Stated task: Transcribe all the records exactly and omit any images they hold.

Records for the task:
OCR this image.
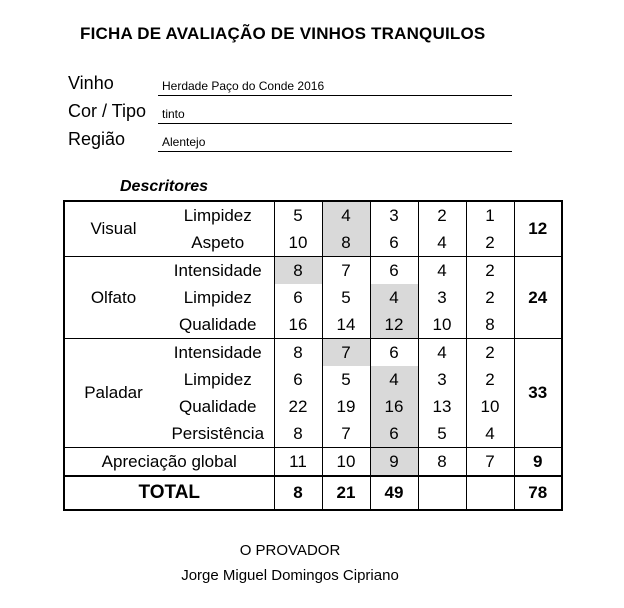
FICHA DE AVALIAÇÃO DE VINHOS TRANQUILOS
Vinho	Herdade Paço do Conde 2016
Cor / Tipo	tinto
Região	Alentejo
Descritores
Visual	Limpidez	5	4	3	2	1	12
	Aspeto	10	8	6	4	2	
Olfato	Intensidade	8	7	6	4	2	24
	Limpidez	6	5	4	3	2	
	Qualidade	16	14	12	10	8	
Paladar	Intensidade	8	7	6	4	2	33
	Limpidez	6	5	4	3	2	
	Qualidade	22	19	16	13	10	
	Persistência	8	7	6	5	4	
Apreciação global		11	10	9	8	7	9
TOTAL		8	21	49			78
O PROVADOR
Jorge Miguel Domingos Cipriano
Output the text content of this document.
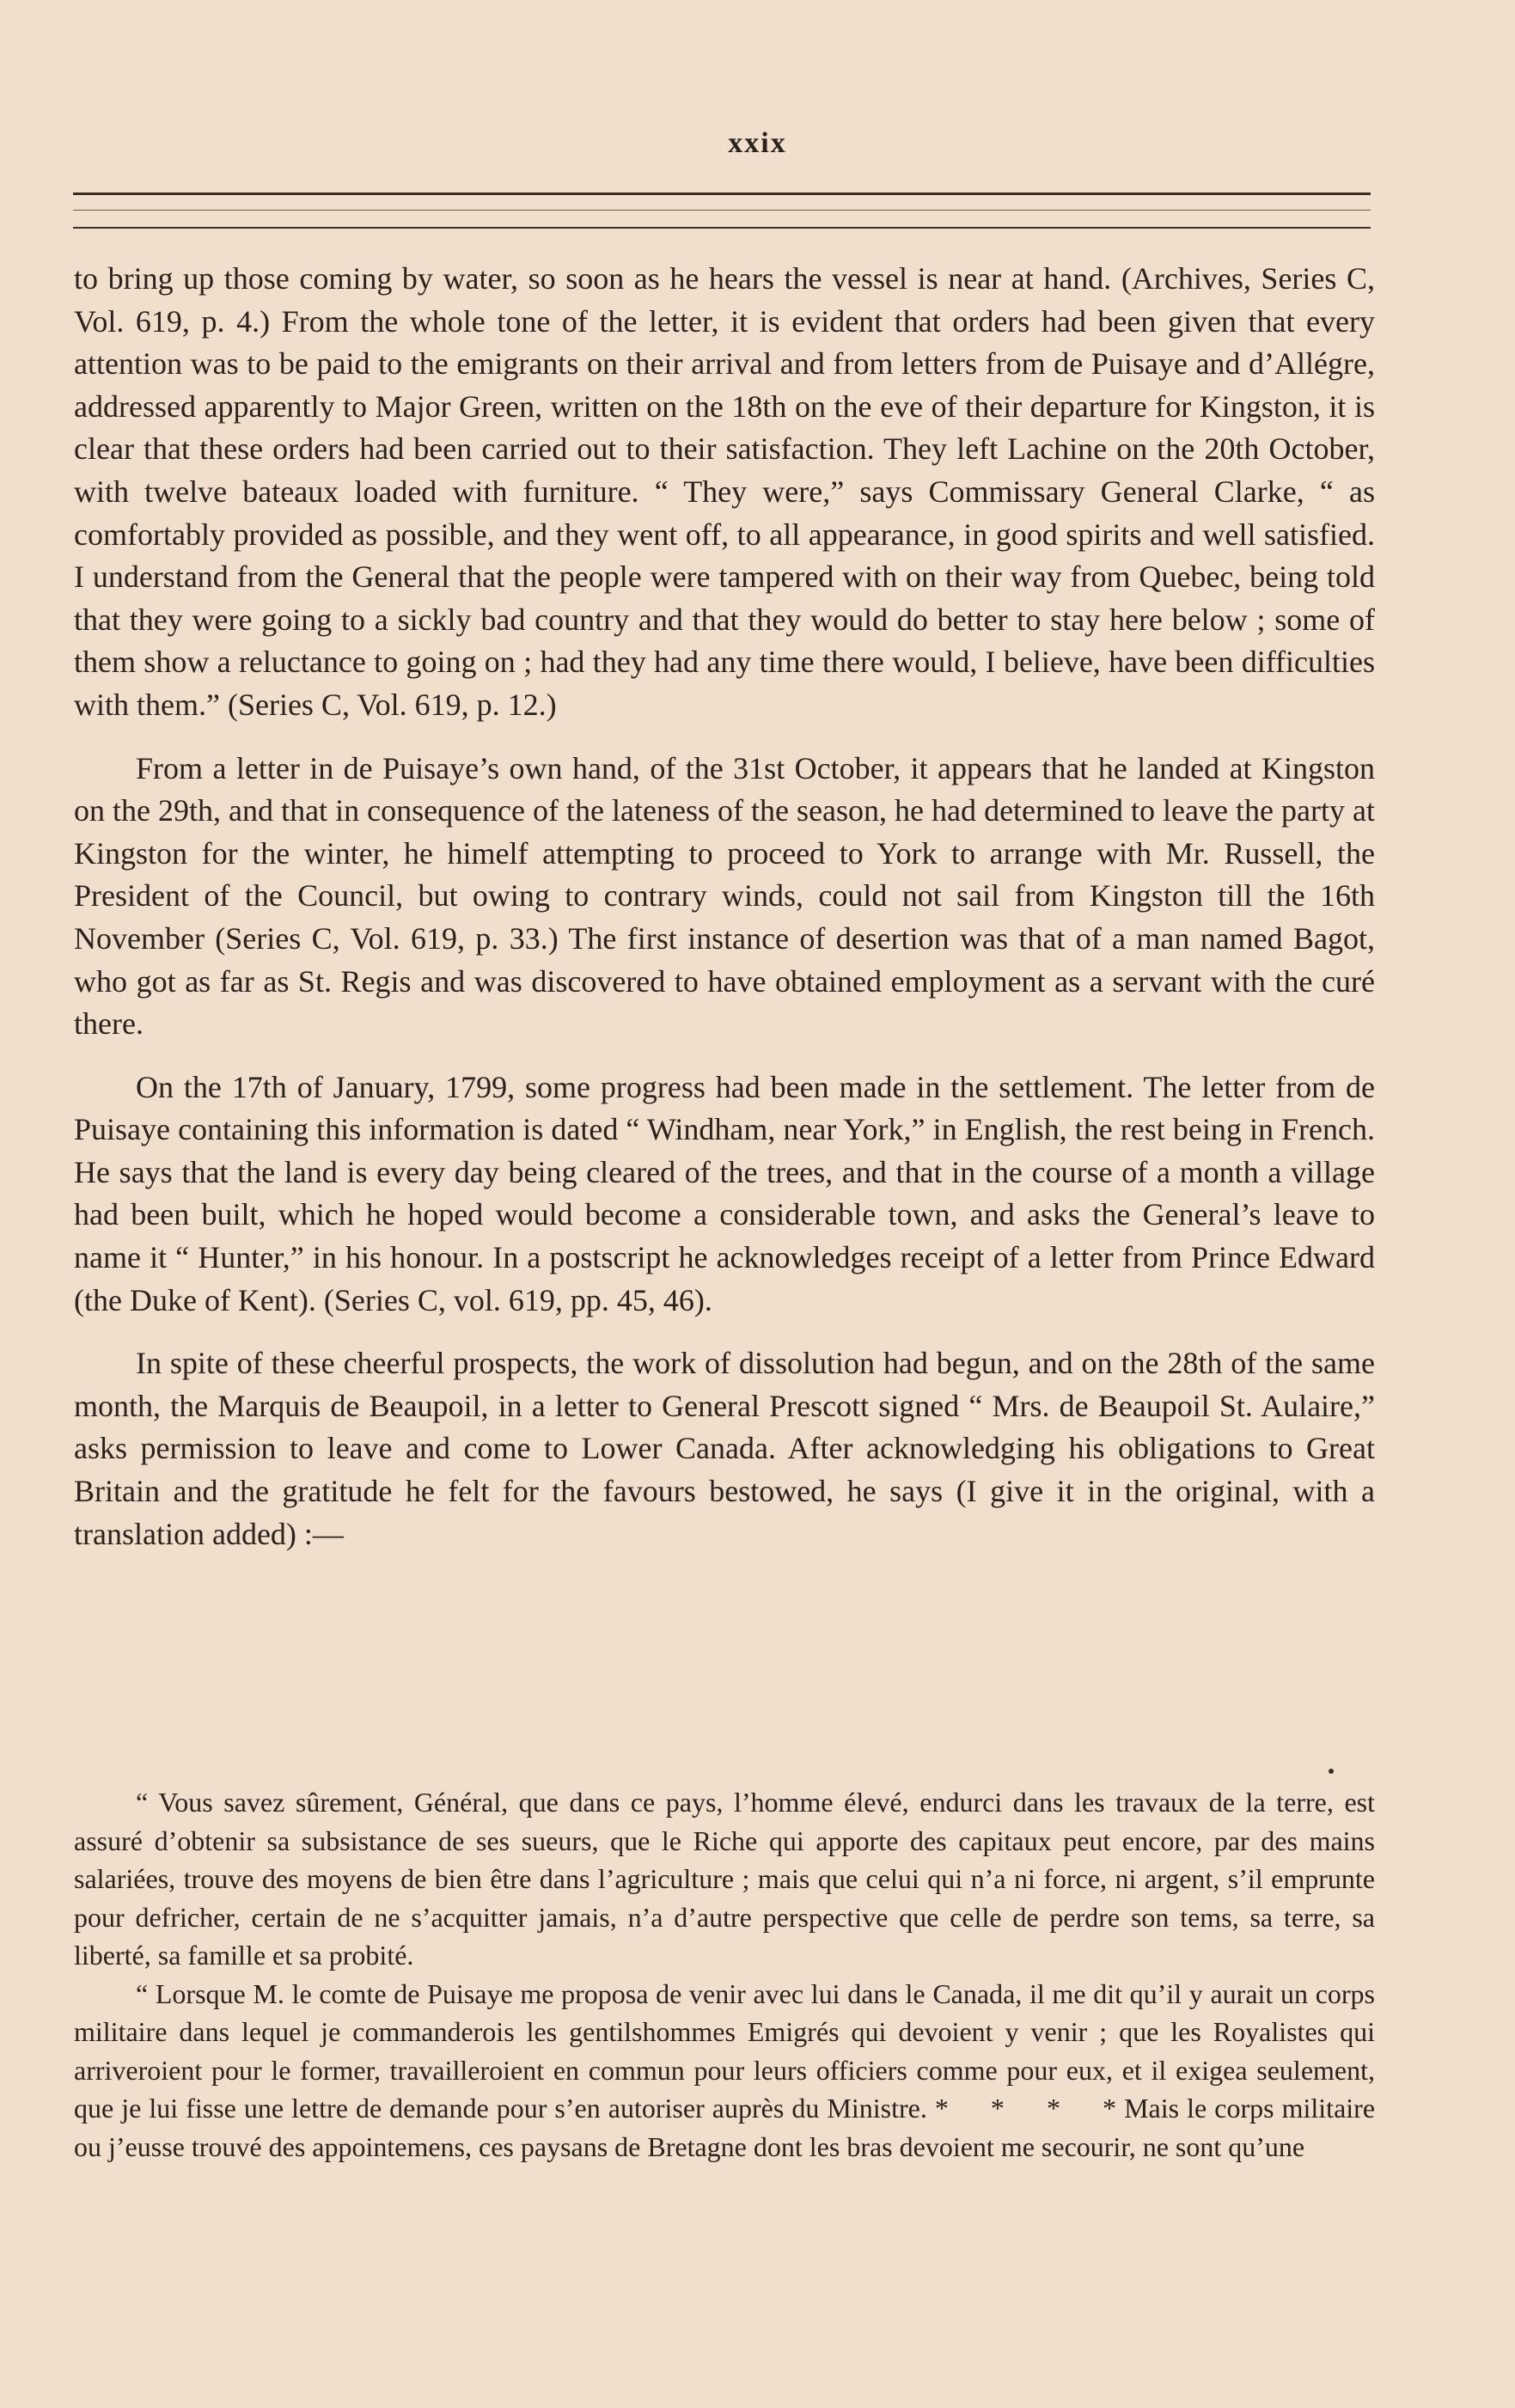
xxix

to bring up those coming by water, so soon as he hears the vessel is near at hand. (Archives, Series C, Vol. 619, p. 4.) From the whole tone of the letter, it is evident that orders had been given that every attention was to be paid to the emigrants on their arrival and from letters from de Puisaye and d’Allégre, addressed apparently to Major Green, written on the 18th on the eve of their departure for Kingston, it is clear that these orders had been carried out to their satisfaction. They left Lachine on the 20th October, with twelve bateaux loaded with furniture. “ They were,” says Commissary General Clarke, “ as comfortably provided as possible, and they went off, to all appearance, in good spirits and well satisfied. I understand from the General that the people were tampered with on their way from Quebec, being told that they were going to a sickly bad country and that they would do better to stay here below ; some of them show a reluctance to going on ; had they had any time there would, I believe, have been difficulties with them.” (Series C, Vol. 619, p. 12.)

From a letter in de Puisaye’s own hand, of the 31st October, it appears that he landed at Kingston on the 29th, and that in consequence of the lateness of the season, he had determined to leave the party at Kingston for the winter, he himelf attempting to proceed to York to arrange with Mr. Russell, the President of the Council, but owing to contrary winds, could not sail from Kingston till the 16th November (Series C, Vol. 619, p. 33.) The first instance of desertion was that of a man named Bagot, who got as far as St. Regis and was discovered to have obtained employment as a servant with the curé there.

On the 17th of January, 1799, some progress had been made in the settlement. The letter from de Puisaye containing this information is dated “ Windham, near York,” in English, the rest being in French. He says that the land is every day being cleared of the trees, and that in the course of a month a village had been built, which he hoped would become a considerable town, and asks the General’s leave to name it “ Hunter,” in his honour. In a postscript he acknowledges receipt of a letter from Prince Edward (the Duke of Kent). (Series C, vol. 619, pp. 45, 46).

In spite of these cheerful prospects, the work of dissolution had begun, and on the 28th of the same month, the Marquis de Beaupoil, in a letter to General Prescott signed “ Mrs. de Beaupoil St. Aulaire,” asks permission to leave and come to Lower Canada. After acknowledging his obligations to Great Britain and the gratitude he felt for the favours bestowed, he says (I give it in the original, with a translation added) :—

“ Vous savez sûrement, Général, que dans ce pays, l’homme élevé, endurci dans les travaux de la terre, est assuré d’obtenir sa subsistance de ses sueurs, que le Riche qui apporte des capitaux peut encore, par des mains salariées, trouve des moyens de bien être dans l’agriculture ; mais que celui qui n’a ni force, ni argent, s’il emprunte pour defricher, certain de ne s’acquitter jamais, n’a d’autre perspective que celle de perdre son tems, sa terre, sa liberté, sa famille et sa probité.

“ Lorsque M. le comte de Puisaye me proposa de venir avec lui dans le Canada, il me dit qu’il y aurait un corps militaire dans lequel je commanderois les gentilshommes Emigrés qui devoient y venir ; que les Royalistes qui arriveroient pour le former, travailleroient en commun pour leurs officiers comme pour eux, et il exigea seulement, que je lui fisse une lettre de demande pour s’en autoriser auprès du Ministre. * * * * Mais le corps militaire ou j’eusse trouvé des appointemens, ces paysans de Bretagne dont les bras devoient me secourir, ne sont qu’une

Response:
OCR this image.
FICHA DE AVALIAÇÃO DE VINHOS TRANQUILOS
Vinho	Herdade Paço do Conde 2016
Cor / Tipo	tinto
Região	Alentejo
Descritores
Visual	Limpidez	5	4	3	2	1	12
	Aspeto	10	8	6	4	2	
Olfato	Intensidade	8	7	6	4	2	24
	Limpidez	6	5	4	3	2	
	Qualidade	16	14	12	10	8	
Paladar	Intensidade	8	7	6	4	2	33
	Limpidez	6	5	4	3	2	
	Qualidade	22	19	16	13	10	
	Persistência	8	7	6	5	4	
Apreciação global		11	10	9	8	7	9
TOTAL		8	21	49			78
O PROVADOR
Jorge Miguel Domingos Cipriano
Output the text content of this document.
xxix

to bring up those coming by water, so soon as he hears the vessel is near at hand. (Archives, Series C, Vol. 619, p. 4.) From the whole tone of the letter, it is evident that orders had been given that every attention was to be paid to the emigrants on their arrival and from letters from de Puisaye and d’Allégre, addressed apparently to Major Green, written on the 18th on the eve of their departure for Kingston, it is clear that these orders had been carried out to their satisfaction. They left Lachine on the 20th October, with twelve bateaux loaded with furniture. “ They were,” says Commissary General Clarke, “ as comfortably provided as possible, and they went off, to all appearance, in good spirits and well satisfied. I understand from the General that the people were tampered with on their way from Quebec, being told that they were going to a sickly bad country and that they would do better to stay here below ; some of them show a reluctance to going on ; had they had any time there would, I believe, have been difficulties with them.” (Series C, Vol. 619, p. 12.)

From a letter in de Puisaye’s own hand, of the 31st October, it appears that he landed at Kingston on the 29th, and that in consequence of the lateness of the season, he had determined to leave the party at Kingston for the winter, he himelf attempting to proceed to York to arrange with Mr. Russell, the President of the Council, but owing to contrary winds, could not sail from Kingston till the 16th November (Series C, Vol. 619, p. 33.) The first instance of desertion was that of a man named Bagot, who got as far as St. Regis and was discovered to have obtained employment as a servant with the curé there.

On the 17th of January, 1799, some progress had been made in the settlement. The letter from de Puisaye containing this information is dated “ Windham, near York,” in English, the rest being in French. He says that the land is every day being cleared of the trees, and that in the course of a month a village had been built, which he hoped would become a considerable town, and asks the General’s leave to name it “ Hunter,” in his honour. In a postscript he acknowledges receipt of a letter from Prince Edward (the Duke of Kent). (Series C, vol. 619, pp. 45, 46).

In spite of these cheerful prospects, the work of dissolution had begun, and on the 28th of the same month, the Marquis de Beaupoil, in a letter to General Prescott signed “ Mrs. de Beaupoil St. Aulaire,” asks permission to leave and come to Lower Canada. After acknowledging his obligations to Great Britain and the gratitude he felt for the favours bestowed, he says (I give it in the original, with a translation added) :—

“ Vous savez sûrement, Général, que dans ce pays, l’homme élevé, endurci dans les travaux de la terre, est assuré d’obtenir sa subsistance de ses sueurs, que le Riche qui apporte des capitaux peut encore, par des mains salariées, trouve des moyens de bien être dans l’agriculture ; mais que celui qui n’a ni force, ni argent, s’il emprunte pour defricher, certain de ne s’acquitter jamais, n’a d’autre perspective que celle de perdre son tems, sa terre, sa liberté, sa famille et sa probité.

“ Lorsque M. le comte de Puisaye me proposa de venir avec lui dans le Canada, il me dit qu’il y aurait un corps militaire dans lequel je commanderois les gentilshommes Emigrés qui devoient y venir ; que les Royalistes qui arriveroient pour le former, travailleroient en commun pour leurs officiers comme pour eux, et il exigea seulement, que je lui fisse une lettre de demande pour s’en autoriser auprès du Ministre. * * * * Mais le corps militaire ou j’eusse trouvé des appointemens, ces paysans de Bretagne dont les bras devoient me secourir, ne sont qu’une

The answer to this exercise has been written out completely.